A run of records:
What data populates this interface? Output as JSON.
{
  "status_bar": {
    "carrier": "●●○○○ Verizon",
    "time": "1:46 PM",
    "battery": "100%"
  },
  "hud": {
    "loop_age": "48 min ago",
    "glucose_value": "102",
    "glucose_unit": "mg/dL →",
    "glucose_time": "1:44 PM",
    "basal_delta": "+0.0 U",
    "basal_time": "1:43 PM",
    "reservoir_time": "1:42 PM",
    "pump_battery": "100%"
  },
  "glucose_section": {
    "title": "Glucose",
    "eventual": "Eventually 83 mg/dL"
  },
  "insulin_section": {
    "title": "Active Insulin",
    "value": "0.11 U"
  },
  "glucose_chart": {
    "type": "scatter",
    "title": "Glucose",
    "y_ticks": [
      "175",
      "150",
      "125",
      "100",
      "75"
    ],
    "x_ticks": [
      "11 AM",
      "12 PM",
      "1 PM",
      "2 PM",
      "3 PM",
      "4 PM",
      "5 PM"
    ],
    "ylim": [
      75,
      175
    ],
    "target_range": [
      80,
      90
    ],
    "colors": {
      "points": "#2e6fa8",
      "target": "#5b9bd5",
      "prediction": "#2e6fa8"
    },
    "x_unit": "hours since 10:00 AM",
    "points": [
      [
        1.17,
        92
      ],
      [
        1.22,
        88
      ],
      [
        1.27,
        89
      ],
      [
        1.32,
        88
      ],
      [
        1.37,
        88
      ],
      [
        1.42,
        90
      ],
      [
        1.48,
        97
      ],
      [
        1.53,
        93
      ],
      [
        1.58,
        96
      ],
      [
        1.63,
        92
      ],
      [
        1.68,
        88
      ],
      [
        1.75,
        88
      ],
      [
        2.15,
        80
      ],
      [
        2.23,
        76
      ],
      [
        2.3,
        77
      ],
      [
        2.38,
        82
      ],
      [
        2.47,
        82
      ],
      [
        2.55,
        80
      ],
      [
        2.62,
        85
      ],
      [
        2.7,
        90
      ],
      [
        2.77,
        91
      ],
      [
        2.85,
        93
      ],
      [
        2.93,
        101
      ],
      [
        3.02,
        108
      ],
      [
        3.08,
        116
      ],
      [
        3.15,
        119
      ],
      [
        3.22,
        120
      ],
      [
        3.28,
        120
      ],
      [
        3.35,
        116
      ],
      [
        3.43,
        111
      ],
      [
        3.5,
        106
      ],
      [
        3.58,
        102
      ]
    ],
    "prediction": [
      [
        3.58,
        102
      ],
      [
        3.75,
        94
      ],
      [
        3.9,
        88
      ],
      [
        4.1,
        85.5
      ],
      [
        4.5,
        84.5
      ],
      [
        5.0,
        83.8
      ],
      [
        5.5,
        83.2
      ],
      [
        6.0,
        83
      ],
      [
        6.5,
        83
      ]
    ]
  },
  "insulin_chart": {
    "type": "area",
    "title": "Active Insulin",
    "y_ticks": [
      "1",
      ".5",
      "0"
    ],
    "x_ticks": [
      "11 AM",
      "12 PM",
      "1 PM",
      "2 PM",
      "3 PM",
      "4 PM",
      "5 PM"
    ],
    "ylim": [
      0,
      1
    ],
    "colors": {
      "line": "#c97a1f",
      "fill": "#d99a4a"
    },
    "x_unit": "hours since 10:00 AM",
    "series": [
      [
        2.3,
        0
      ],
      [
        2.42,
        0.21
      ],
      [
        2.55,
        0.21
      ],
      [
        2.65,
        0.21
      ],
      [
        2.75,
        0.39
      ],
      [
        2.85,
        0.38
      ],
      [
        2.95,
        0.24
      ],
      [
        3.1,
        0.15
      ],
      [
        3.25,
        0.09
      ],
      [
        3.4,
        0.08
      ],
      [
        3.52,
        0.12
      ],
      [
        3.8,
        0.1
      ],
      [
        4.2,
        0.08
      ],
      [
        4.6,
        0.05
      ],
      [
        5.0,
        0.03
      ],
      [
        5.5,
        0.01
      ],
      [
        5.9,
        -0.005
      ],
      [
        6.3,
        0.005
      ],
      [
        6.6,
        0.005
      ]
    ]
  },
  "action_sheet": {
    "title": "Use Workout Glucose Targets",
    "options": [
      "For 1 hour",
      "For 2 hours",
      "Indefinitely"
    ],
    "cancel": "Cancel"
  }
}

**WORK TO COMPLETE**
Could you reproduce every record above exactly as it appears?

**WRITTEN RESPONSE**
What data populates this interface? Output as JSON.
{
  "status_bar": {
    "carrier": "●●○○○ Verizon",
    "time": "1:46 PM",
    "battery": "100%"
  },
  "hud": {
    "loop_age": "48 min ago",
    "glucose_value": "102",
    "glucose_unit": "mg/dL →",
    "glucose_time": "1:44 PM",
    "basal_delta": "+0.0 U",
    "basal_time": "1:43 PM",
    "reservoir_time": "1:42 PM",
    "pump_battery": "100%"
  },
  "glucose_section": {
    "title": "Glucose",
    "eventual": "Eventually 83 mg/dL"
  },
  "insulin_section": {
    "title": "Active Insulin",
    "value": "0.11 U"
  },
  "glucose_chart": {
    "type": "scatter",
    "title": "Glucose",
    "y_ticks": [
      "175",
      "150",
      "125",
      "100",
      "75"
    ],
    "x_ticks": [
      "11 AM",
      "12 PM",
      "1 PM",
      "2 PM",
      "3 PM",
      "4 PM",
      "5 PM"
    ],
    "ylim": [
      75,
      175
    ],
    "target_range": [
      80,
      90
    ],
    "colors": {
      "points": "#2e6fa8",
      "target": "#5b9bd5",
      "prediction": "#2e6fa8"
    },
    "x_unit": "hours since 10:00 AM",
    "points": [
      [
        1.17,
        92
      ],
      [
        1.22,
        88
      ],
      [
        1.27,
        89
      ],
      [
        1.32,
        88
      ],
      [
        1.37,
        88
      ],
      [
        1.42,
        90
      ],
      [
        1.48,
        97
      ],
      [
        1.53,
        93
      ],
      [
        1.58,
        96
      ],
      [
        1.63,
        92
      ],
      [
        1.68,
        88
      ],
      [
        1.75,
        88
      ],
      [
        2.15,
        80
      ],
      [
        2.23,
        76
      ],
      [
        2.3,
        77
      ],
      [
        2.38,
        82
      ],
      [
        2.47,
        82
      ],
      [
        2.55,
        80
      ],
      [
        2.62,
        85
      ],
      [
        2.7,
        90
      ],
      [
        2.77,
        91
      ],
      [
        2.85,
        93
      ],
      [
        2.93,
        101
      ],
      [
        3.02,
        108
      ],
      [
        3.08,
        116
      ],
      [
        3.15,
        119
      ],
      [
        3.22,
        120
      ],
      [
        3.28,
        120
      ],
      [
        3.35,
        116
      ],
      [
        3.43,
        111
      ],
      [
        3.5,
        106
      ],
      [
        3.58,
        102
      ]
    ],
    "prediction": [
      [
        3.58,
        102
      ],
      [
        3.75,
        94
      ],
      [
        3.9,
        88
      ],
      [
        4.1,
        85.5
      ],
      [
        4.5,
        84.5
      ],
      [
        5.0,
        83.8
      ],
      [
        5.5,
        83.2
      ],
      [
        6.0,
        83
      ],
      [
        6.5,
        83
      ]
    ]
  },
  "insulin_chart": {
    "type": "area",
    "title": "Active Insulin",
    "y_ticks": [
      "1",
      ".5",
      "0"
    ],
    "x_ticks": [
      "11 AM",
      "12 PM",
      "1 PM",
      "2 PM",
      "3 PM",
      "4 PM",
      "5 PM"
    ],
    "ylim": [
      0,
      1
    ],
    "colors": {
      "line": "#c97a1f",
      "fill": "#d99a4a"
    },
    "x_unit": "hours since 10:00 AM",
    "series": [
      [
        2.3,
        0
      ],
      [
        2.42,
        0.21
      ],
      [
        2.55,
        0.21
      ],
      [
        2.65,
        0.21
      ],
      [
        2.75,
        0.39
      ],
      [
        2.85,
        0.38
      ],
      [
        2.95,
        0.24
      ],
      [
        3.1,
        0.15
      ],
      [
        3.25,
        0.09
      ],
      [
        3.4,
        0.08
      ],
      [
        3.52,
        0.12
      ],
      [
        3.8,
        0.1
      ],
      [
        4.2,
        0.08
      ],
      [
        4.6,
        0.05
      ],
      [
        5.0,
        0.03
      ],
      [
        5.5,
        0.01
      ],
      [
        5.9,
        -0.005
      ],
      [
        6.3,
        0.005
      ],
      [
        6.6,
        0.005
      ]
    ]
  },
  "action_sheet": {
    "title": "Use Workout Glucose Targets",
    "options": [
      "For 1 hour",
      "For 2 hours",
      "Indefinitely"
    ],
    "cancel": "Cancel"
  }
}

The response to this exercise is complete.